Stated problem: State how many lines of the entries include the string "name", please, leaving out everything but the number.

[Items from a figure collection]
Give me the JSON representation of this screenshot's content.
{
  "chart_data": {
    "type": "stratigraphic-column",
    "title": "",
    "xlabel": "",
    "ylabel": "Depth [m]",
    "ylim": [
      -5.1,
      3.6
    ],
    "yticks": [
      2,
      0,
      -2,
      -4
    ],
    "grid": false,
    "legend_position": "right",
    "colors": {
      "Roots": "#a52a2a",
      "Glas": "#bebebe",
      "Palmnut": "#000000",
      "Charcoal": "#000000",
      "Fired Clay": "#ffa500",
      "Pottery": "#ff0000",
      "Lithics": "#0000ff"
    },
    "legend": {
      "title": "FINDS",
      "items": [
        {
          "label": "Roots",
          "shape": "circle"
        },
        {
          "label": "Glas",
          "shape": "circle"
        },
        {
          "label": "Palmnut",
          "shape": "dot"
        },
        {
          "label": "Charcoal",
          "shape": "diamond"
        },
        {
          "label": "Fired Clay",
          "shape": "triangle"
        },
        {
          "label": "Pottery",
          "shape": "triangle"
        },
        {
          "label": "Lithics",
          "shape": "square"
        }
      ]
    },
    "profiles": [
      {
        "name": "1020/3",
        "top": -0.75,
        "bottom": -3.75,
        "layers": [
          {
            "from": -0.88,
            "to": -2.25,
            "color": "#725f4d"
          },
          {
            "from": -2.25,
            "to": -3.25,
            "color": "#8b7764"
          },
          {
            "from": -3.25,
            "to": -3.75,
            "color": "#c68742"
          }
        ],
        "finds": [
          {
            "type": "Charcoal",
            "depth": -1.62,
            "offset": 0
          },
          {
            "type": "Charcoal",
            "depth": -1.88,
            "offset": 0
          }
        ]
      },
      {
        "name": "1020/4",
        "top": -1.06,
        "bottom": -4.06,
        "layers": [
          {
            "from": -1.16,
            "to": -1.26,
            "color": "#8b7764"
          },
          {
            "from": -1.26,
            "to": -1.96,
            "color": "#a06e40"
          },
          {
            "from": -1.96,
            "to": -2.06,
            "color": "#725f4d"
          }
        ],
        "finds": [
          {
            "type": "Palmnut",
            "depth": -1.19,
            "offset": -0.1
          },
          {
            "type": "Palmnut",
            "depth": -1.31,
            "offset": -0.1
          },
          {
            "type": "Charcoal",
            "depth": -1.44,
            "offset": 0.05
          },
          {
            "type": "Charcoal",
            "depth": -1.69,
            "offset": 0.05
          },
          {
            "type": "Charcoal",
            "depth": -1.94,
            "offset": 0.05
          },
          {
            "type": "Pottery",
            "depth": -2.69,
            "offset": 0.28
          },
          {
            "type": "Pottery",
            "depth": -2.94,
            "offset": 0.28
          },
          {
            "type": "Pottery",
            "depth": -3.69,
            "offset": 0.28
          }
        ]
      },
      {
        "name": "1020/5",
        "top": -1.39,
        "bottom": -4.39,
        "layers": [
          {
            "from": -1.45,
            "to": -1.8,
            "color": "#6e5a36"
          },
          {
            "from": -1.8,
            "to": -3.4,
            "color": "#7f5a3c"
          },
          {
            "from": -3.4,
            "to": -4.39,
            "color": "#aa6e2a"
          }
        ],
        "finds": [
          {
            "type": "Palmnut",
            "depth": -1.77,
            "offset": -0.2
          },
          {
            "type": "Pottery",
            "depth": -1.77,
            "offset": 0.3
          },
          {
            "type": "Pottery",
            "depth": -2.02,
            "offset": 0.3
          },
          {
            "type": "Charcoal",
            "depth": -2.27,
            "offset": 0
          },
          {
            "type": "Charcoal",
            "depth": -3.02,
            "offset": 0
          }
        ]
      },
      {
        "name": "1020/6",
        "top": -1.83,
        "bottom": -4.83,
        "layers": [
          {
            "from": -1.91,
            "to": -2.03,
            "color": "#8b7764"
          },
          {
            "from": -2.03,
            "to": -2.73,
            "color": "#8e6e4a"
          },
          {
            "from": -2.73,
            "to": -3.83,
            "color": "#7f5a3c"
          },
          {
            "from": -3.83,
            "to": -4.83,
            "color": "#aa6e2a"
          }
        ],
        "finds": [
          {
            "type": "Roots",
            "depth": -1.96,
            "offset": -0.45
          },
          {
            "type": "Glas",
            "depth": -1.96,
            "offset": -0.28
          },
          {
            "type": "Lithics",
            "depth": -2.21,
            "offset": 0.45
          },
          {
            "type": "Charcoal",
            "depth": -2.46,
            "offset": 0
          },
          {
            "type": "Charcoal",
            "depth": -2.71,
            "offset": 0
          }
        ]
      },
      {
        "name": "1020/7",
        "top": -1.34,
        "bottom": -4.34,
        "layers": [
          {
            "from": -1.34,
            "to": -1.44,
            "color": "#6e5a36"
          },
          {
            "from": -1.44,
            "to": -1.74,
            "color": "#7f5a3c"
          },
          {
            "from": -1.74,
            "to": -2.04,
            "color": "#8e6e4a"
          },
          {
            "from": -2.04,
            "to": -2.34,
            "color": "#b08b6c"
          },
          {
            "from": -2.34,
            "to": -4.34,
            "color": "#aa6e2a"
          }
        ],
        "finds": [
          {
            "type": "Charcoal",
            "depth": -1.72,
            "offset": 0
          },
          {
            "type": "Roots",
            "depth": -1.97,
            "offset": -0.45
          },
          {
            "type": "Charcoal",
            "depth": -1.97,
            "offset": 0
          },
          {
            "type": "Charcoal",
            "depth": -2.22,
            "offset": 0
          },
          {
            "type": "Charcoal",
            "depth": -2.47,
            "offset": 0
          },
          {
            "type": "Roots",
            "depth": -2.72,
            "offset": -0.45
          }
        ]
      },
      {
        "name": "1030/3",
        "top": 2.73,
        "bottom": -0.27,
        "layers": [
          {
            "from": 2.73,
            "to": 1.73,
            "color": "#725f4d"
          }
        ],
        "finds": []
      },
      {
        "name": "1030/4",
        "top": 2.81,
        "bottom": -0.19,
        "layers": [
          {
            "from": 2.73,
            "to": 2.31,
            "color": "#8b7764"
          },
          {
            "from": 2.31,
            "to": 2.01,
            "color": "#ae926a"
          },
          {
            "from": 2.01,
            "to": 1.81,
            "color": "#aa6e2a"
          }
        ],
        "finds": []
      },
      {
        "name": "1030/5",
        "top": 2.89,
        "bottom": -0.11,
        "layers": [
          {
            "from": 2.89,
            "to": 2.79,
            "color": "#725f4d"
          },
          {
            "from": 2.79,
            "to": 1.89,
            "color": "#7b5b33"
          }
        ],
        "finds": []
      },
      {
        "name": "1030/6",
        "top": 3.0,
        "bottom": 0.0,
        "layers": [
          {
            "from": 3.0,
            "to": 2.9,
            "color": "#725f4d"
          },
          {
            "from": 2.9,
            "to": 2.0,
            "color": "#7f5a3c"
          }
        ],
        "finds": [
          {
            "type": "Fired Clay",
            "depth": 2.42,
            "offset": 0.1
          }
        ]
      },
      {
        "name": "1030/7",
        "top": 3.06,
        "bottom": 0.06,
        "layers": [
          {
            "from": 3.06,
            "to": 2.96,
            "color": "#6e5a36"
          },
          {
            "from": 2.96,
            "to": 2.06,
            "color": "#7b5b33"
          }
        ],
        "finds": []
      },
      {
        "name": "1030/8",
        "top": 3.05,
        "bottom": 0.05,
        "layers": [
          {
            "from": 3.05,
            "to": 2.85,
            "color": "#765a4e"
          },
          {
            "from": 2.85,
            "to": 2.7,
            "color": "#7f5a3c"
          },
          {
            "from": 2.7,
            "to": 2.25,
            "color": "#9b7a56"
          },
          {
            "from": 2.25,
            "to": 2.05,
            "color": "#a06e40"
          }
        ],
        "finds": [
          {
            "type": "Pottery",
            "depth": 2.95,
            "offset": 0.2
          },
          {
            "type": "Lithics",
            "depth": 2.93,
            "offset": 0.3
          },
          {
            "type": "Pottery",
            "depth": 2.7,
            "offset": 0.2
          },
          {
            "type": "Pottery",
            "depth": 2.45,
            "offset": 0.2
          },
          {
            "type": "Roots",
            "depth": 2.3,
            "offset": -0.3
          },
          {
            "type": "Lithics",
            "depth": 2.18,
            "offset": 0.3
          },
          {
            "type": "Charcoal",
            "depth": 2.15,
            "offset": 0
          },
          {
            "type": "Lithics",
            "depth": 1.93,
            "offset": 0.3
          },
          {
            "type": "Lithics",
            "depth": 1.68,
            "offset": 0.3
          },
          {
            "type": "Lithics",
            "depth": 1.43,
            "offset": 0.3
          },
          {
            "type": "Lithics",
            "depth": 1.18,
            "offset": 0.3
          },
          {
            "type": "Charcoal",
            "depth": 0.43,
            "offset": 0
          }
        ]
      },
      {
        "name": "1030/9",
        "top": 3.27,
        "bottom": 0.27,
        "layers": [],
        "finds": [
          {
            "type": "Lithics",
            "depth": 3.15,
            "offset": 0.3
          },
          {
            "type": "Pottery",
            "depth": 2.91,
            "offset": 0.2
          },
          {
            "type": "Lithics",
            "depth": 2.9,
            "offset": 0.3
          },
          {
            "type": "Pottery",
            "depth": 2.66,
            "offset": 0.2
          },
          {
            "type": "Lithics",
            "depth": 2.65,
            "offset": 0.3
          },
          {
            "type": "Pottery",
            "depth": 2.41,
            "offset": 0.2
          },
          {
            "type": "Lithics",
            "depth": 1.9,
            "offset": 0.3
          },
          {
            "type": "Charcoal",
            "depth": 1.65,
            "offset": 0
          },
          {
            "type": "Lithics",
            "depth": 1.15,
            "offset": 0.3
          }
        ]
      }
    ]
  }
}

The solution: 12